● Given instruction: Below are entries. Pull out all lines containing "model".

## begin Input for this task

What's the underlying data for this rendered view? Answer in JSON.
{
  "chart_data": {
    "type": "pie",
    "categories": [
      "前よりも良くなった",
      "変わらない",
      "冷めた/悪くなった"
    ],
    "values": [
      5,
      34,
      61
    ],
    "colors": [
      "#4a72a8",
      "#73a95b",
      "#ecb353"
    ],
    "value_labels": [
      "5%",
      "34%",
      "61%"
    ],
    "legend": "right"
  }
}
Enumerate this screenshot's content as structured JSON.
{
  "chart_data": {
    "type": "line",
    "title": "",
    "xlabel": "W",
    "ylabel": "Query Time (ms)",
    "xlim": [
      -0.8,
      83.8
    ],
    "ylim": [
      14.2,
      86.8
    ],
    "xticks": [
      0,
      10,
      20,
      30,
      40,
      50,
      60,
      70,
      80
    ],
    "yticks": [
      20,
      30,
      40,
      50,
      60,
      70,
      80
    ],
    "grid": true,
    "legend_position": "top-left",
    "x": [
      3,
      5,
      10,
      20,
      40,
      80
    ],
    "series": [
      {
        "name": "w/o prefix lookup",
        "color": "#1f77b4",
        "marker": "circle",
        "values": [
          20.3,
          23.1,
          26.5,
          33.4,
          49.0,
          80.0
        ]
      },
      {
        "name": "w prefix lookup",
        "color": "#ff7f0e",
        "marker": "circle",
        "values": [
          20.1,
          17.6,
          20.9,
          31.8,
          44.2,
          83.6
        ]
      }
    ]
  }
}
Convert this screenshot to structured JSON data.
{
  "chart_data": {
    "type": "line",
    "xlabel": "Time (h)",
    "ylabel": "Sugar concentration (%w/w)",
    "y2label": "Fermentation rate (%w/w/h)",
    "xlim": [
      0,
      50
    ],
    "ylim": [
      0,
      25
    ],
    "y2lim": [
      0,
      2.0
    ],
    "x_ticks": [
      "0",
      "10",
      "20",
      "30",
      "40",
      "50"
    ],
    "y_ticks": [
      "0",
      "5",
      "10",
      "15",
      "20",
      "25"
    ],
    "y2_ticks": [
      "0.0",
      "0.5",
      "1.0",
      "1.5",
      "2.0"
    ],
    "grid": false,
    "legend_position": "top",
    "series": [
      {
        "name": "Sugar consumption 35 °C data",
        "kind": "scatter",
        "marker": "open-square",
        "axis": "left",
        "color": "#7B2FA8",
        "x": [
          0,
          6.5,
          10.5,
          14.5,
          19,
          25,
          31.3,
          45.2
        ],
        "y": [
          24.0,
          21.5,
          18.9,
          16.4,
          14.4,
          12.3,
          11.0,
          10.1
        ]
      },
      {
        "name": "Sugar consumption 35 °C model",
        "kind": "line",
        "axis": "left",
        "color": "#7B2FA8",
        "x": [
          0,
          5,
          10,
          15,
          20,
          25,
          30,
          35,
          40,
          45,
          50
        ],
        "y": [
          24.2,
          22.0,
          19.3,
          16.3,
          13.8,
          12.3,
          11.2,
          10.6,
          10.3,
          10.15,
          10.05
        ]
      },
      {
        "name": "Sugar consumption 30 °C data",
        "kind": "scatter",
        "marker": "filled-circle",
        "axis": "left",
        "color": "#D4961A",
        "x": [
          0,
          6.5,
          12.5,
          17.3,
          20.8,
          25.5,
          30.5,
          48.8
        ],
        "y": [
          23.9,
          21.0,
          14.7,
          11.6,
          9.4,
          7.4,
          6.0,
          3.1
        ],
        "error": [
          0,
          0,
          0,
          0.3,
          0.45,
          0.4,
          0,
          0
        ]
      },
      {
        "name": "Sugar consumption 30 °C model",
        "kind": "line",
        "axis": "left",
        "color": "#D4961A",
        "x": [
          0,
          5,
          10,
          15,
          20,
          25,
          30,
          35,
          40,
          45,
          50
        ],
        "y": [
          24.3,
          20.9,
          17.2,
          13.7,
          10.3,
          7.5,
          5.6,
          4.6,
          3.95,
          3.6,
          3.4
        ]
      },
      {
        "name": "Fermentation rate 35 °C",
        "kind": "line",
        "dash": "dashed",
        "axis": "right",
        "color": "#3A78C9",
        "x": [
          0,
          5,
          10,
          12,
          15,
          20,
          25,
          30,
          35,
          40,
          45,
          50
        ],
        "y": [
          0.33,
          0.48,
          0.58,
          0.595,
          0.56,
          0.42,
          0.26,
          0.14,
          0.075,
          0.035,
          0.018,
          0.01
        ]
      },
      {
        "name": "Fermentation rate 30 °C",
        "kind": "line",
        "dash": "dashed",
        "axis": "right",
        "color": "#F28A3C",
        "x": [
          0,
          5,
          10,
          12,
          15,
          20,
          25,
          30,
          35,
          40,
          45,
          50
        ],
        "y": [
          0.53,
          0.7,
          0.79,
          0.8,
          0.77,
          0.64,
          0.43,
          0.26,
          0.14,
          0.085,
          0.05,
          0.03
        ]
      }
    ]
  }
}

## end Input for this task

● The result:
        "name": "Sugar consumption 35 °C model",
        "name": "Sugar consumption 30 °C model",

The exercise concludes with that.